WHAT THE TASK ASKS: Skip the pictures and extract all of the lines exactly as written.

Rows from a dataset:
◆ ◆ ◆ ◆ ◆
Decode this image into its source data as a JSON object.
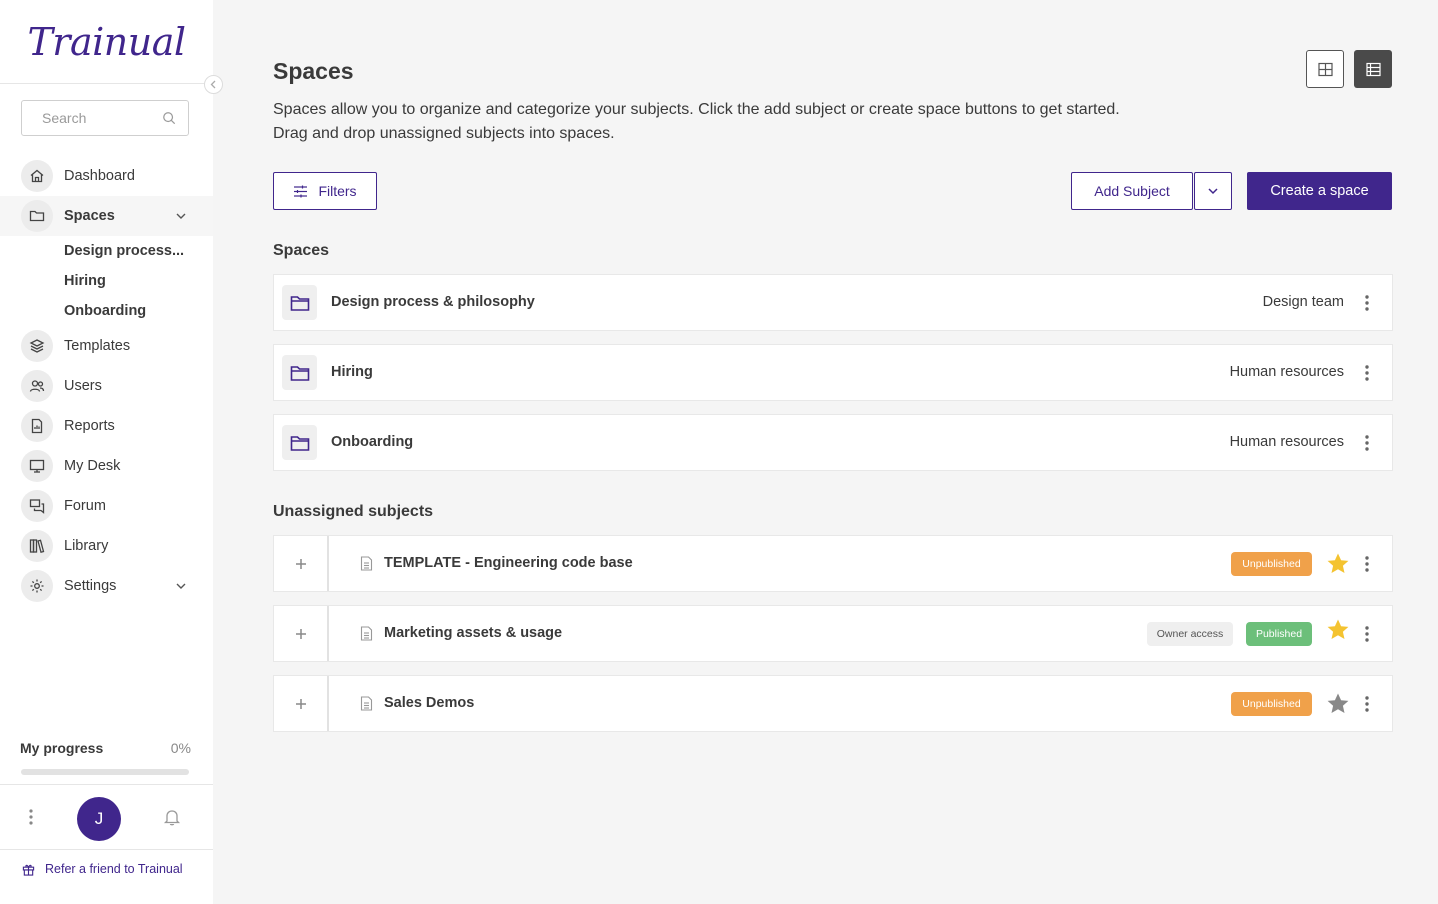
{
  "app": {
    "logo": "Trainual"
  },
  "sidebar": {
    "search": {
      "placeholder": "Search",
      "value": ""
    },
    "nav": [
      {
        "label": "Dashboard",
        "icon": "home-icon"
      },
      {
        "label": "Spaces",
        "icon": "folder-icon",
        "active": true,
        "expanded": true,
        "children": [
          {
            "label": "Design process..."
          },
          {
            "label": "Hiring"
          },
          {
            "label": "Onboarding"
          }
        ]
      },
      {
        "label": "Templates",
        "icon": "layers-icon"
      },
      {
        "label": "Users",
        "icon": "users-icon"
      },
      {
        "label": "Reports",
        "icon": "report-icon"
      },
      {
        "label": "My Desk",
        "icon": "monitor-icon"
      },
      {
        "label": "Forum",
        "icon": "chat-icon"
      },
      {
        "label": "Library",
        "icon": "books-icon"
      },
      {
        "label": "Settings",
        "icon": "gear-icon"
      }
    ],
    "progress": {
      "label": "My progress",
      "value_text": "0%",
      "value": 0
    },
    "avatar_initial": "J",
    "refer_label": "Refer a friend to Trainual"
  },
  "main": {
    "title": "Spaces",
    "description_line1": "Spaces allow you to organize and categorize your subjects. Click the add subject or create space buttons to get started.",
    "description_line2": "Drag and drop unassigned subjects into spaces.",
    "view_mode": "list",
    "filters_label": "Filters",
    "add_subject_label": "Add Subject",
    "create_space_label": "Create a space",
    "spaces_heading": "Spaces",
    "spaces": [
      {
        "name": "Design process & philosophy",
        "team": "Design team"
      },
      {
        "name": "Hiring",
        "team": "Human resources"
      },
      {
        "name": "Onboarding",
        "team": "Human resources"
      }
    ],
    "unassigned_heading": "Unassigned subjects",
    "subjects": [
      {
        "name": "TEMPLATE - Engineering code base",
        "status": "Unpublished",
        "owner_access": "",
        "starred": true
      },
      {
        "name": "Marketing assets & usage",
        "status": "Published",
        "owner_access": "Owner access",
        "starred": true
      },
      {
        "name": "Sales Demos",
        "status": "Unpublished",
        "owner_access": "",
        "starred": false
      }
    ]
  },
  "colors": {
    "brand": "#40268c",
    "unpublished": "#f0a14a",
    "published": "#6cbf7a",
    "star_on": "#f4c330",
    "star_off": "#888888"
  }
}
◆ ◆ ◆ ◆ ◆
SOLUTION TO THIS PROBLEM:
Decode this image into its source data as a JSON object.
{
  "app": {
    "logo": "Trainual"
  },
  "sidebar": {
    "search": {
      "placeholder": "Search",
      "value": ""
    },
    "nav": [
      {
        "label": "Dashboard",
        "icon": "home-icon"
      },
      {
        "label": "Spaces",
        "icon": "folder-icon",
        "active": true,
        "expanded": true,
        "children": [
          {
            "label": "Design process..."
          },
          {
            "label": "Hiring"
          },
          {
            "label": "Onboarding"
          }
        ]
      },
      {
        "label": "Templates",
        "icon": "layers-icon"
      },
      {
        "label": "Users",
        "icon": "users-icon"
      },
      {
        "label": "Reports",
        "icon": "report-icon"
      },
      {
        "label": "My Desk",
        "icon": "monitor-icon"
      },
      {
        "label": "Forum",
        "icon": "chat-icon"
      },
      {
        "label": "Library",
        "icon": "books-icon"
      },
      {
        "label": "Settings",
        "icon": "gear-icon"
      }
    ],
    "progress": {
      "label": "My progress",
      "value_text": "0%",
      "value": 0
    },
    "avatar_initial": "J",
    "refer_label": "Refer a friend to Trainual"
  },
  "main": {
    "title": "Spaces",
    "description_line1": "Spaces allow you to organize and categorize your subjects. Click the add subject or create space buttons to get started.",
    "description_line2": "Drag and drop unassigned subjects into spaces.",
    "view_mode": "list",
    "filters_label": "Filters",
    "add_subject_label": "Add Subject",
    "create_space_label": "Create a space",
    "spaces_heading": "Spaces",
    "spaces": [
      {
        "name": "Design process & philosophy",
        "team": "Design team"
      },
      {
        "name": "Hiring",
        "team": "Human resources"
      },
      {
        "name": "Onboarding",
        "team": "Human resources"
      }
    ],
    "unassigned_heading": "Unassigned subjects",
    "subjects": [
      {
        "name": "TEMPLATE - Engineering code base",
        "status": "Unpublished",
        "owner_access": "",
        "starred": true
      },
      {
        "name": "Marketing assets & usage",
        "status": "Published",
        "owner_access": "Owner access",
        "starred": true
      },
      {
        "name": "Sales Demos",
        "status": "Unpublished",
        "owner_access": "",
        "starred": false
      }
    ]
  },
  "colors": {
    "brand": "#40268c",
    "unpublished": "#f0a14a",
    "published": "#6cbf7a",
    "star_on": "#f4c330",
    "star_off": "#888888"
  }
}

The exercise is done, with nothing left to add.